## Saved entries
————————

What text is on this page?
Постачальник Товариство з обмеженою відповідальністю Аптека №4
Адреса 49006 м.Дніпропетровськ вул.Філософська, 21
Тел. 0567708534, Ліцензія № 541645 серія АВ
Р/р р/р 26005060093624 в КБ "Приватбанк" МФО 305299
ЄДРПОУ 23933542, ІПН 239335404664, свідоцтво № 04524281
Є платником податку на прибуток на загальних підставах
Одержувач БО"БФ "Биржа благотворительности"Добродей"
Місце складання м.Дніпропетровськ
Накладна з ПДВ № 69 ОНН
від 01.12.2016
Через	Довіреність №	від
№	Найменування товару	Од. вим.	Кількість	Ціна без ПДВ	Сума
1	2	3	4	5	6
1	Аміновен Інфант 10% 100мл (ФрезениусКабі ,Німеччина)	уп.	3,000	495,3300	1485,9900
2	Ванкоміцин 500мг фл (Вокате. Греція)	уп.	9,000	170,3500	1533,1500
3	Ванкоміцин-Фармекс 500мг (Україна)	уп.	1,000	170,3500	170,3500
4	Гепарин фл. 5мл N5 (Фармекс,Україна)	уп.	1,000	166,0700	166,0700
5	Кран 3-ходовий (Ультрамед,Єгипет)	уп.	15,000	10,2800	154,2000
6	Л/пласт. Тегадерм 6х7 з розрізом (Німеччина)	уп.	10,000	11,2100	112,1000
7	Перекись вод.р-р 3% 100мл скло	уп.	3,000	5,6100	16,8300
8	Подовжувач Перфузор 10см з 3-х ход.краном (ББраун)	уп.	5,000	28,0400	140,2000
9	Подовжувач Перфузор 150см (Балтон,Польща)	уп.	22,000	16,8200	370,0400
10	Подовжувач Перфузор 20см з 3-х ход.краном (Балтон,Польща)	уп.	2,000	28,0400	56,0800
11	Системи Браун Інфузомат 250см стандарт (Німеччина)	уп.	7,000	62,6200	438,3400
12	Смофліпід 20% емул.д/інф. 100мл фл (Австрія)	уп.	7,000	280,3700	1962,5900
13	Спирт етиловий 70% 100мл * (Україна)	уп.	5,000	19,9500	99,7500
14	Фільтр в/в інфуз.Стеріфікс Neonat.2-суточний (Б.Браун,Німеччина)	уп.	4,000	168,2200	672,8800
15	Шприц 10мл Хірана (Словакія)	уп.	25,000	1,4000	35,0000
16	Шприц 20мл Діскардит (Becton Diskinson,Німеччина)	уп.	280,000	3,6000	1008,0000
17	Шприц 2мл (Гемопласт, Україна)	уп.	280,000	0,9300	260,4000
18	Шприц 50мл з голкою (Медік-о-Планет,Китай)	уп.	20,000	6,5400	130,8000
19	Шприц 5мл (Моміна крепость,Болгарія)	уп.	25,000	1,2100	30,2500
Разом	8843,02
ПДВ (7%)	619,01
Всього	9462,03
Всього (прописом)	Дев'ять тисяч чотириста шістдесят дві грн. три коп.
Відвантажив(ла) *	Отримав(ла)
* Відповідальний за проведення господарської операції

————————

## Requirements
Determine the number of lines in the listing that contain the string "Шприц". Write that number and nothing else.

## Exercise response
5